### Figure record listings
○ ○ ○ ○

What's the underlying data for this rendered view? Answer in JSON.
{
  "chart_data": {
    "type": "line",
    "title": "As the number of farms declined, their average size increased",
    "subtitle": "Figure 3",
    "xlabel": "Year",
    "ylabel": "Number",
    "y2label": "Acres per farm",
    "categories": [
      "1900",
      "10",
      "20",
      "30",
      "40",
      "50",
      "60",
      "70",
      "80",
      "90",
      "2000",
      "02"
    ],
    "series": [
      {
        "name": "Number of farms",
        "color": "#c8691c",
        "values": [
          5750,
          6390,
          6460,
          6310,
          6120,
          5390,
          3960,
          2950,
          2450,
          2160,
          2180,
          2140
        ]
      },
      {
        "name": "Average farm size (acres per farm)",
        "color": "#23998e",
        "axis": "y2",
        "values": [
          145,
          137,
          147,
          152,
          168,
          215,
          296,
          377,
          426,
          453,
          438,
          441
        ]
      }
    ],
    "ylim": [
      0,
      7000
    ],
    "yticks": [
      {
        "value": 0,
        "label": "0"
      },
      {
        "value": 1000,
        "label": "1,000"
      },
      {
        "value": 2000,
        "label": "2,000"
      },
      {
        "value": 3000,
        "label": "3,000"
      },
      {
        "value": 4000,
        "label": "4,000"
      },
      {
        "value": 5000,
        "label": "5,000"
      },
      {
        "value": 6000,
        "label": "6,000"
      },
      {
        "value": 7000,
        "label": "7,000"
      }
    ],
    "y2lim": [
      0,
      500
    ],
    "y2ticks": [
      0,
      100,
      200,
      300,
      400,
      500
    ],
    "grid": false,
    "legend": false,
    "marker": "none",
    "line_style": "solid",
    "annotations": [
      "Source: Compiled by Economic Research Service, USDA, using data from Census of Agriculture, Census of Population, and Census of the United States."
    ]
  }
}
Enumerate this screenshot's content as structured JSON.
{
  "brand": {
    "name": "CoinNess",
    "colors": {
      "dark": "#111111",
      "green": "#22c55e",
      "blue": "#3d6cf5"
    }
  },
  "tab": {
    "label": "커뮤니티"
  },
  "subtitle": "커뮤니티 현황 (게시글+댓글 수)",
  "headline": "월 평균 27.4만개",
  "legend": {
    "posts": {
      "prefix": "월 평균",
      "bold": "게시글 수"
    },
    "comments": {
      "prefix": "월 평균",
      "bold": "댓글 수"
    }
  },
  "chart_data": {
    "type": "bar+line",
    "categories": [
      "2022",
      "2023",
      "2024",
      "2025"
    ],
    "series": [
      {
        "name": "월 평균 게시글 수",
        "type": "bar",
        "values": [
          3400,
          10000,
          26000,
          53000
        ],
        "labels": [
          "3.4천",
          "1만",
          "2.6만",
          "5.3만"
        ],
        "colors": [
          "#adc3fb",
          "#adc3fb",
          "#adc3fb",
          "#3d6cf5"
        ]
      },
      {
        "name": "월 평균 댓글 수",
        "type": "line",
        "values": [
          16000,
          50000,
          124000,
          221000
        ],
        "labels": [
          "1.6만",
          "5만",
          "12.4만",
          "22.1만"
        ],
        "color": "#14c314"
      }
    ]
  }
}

○ ○ ○ ○

### Work to be completed
Report each line in the data that holds the word "this".

### Finished exercise
What's the underlying data for this rendered view? Answer in JSON.
Enumerate this screenshot's content as structured JSON.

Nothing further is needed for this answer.